### GOAL
Pull each line holding the word "ними" from the data.

[Saved entries]
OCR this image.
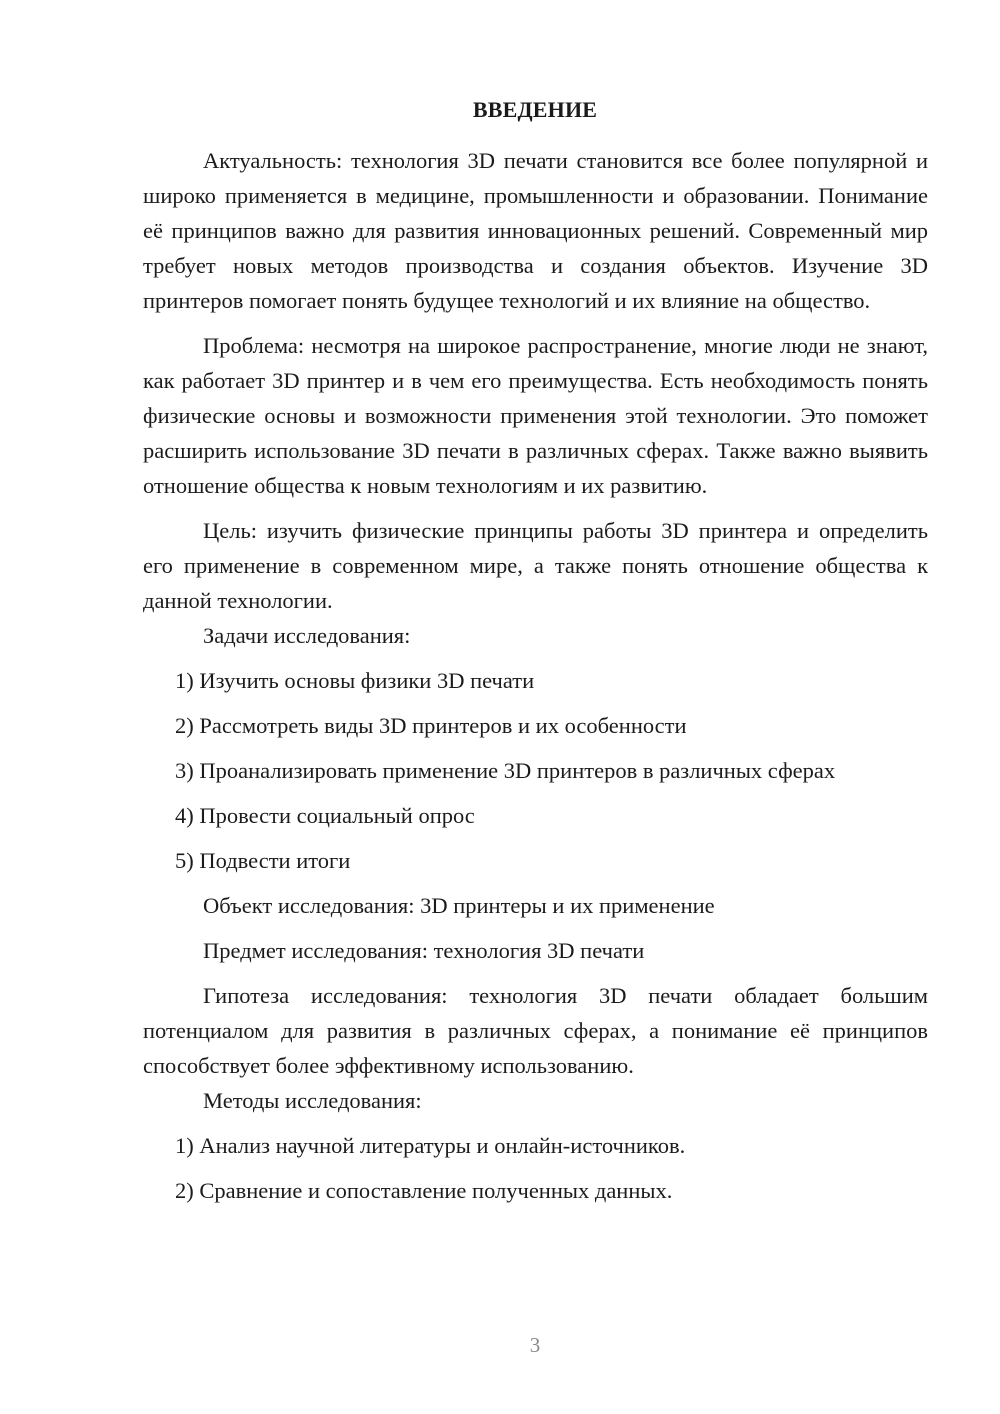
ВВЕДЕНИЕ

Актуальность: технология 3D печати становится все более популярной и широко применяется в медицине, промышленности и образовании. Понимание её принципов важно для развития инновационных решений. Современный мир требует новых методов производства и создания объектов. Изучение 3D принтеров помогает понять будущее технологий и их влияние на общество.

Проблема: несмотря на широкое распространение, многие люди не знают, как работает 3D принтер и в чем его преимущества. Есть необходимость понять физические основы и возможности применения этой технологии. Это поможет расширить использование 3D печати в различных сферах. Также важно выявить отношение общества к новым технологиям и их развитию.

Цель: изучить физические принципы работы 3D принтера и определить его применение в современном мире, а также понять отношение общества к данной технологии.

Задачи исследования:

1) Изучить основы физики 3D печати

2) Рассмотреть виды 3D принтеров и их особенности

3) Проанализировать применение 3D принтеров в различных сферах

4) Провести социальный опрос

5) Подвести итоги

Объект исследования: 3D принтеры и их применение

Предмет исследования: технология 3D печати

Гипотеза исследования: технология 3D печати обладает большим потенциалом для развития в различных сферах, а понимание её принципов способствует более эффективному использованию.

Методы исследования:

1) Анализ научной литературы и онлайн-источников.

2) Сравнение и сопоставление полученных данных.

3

---

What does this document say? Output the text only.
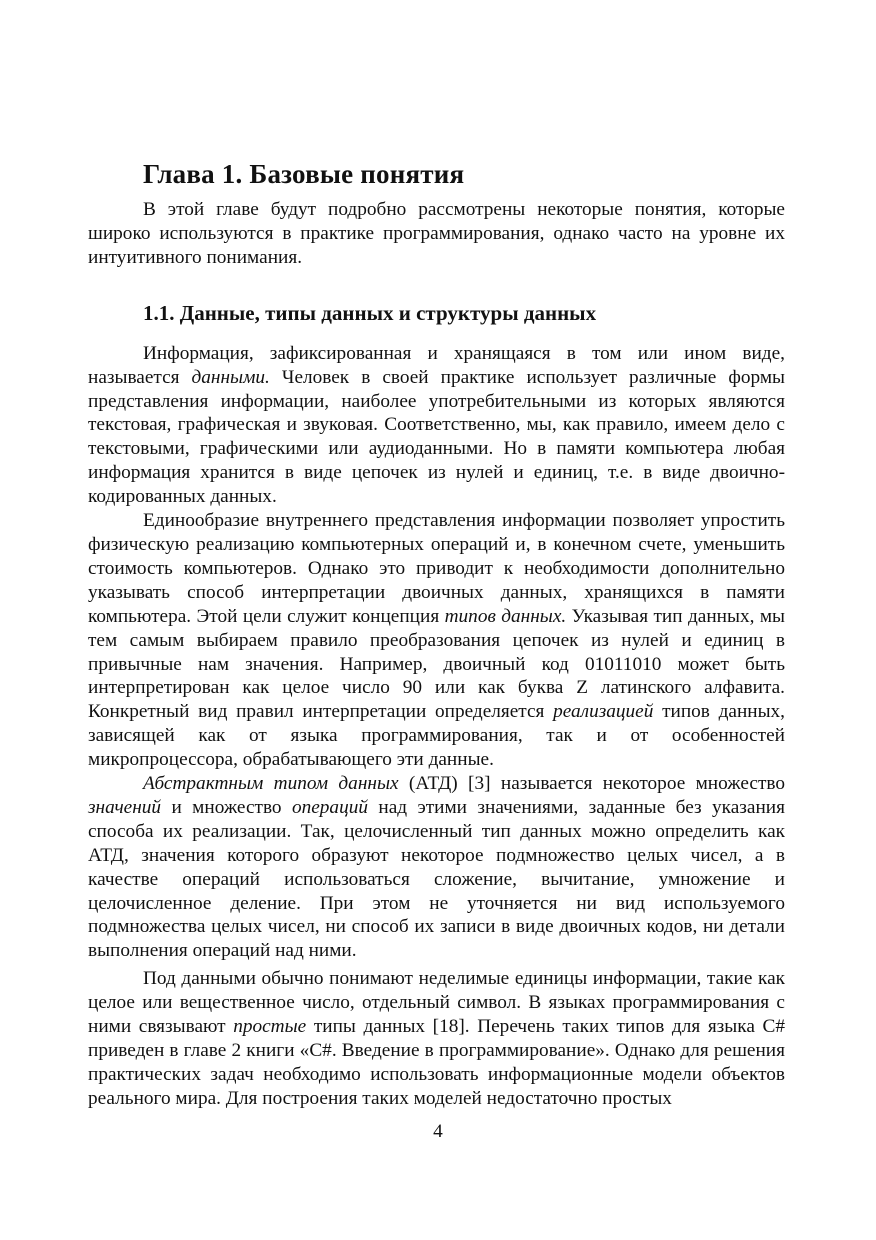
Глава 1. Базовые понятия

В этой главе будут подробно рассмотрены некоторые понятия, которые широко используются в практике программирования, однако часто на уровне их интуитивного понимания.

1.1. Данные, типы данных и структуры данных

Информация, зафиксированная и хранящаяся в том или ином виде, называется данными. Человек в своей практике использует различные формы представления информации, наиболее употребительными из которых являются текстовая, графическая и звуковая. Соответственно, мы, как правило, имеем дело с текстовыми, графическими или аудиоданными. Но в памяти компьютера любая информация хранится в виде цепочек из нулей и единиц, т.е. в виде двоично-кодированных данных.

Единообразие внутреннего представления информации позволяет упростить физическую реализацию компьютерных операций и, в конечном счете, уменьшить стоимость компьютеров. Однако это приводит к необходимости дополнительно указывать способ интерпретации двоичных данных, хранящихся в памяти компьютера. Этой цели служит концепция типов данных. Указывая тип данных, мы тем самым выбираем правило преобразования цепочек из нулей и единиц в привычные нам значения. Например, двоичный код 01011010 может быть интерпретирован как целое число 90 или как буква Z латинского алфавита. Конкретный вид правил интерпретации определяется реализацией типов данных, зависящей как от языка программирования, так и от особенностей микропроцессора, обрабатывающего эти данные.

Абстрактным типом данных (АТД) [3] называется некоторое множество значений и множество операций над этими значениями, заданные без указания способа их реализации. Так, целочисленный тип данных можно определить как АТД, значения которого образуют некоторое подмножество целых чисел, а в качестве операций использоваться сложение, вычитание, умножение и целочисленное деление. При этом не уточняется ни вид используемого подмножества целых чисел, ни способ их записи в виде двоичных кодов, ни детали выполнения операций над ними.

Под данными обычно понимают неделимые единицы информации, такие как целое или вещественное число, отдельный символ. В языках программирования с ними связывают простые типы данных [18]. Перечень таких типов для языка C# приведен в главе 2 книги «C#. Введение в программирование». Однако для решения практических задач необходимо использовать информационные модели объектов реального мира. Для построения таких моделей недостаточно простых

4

### ANSWER
Абстрактным типом данных (АТД) [3] называется некоторое множество значений и множество операций над этими значениями, заданные без указания способа их реализации. Так, целочисленный тип данных можно определить как АТД, значения которого образуют некоторое подмножество целых чисел, а в качестве операций использоваться сложение, вычитание, умножение и целочисленное деление. При этом не уточняется ни вид используемого подмножества целых чисел, ни способ их записи в виде двоичных кодов, ни детали выполнения операций над ними.
Под данными обычно понимают неделимые единицы информации, такие как целое или вещественное число, отдельный символ. В языках программирования с ними связывают простые типы данных [18]. Перечень таких типов для языка C# приведен в главе 2 книги «C#. Введение в программирование». Однако для решения практических задач необходимо использовать информационные модели объектов реального мира. Для построения таких моделей недостаточно простых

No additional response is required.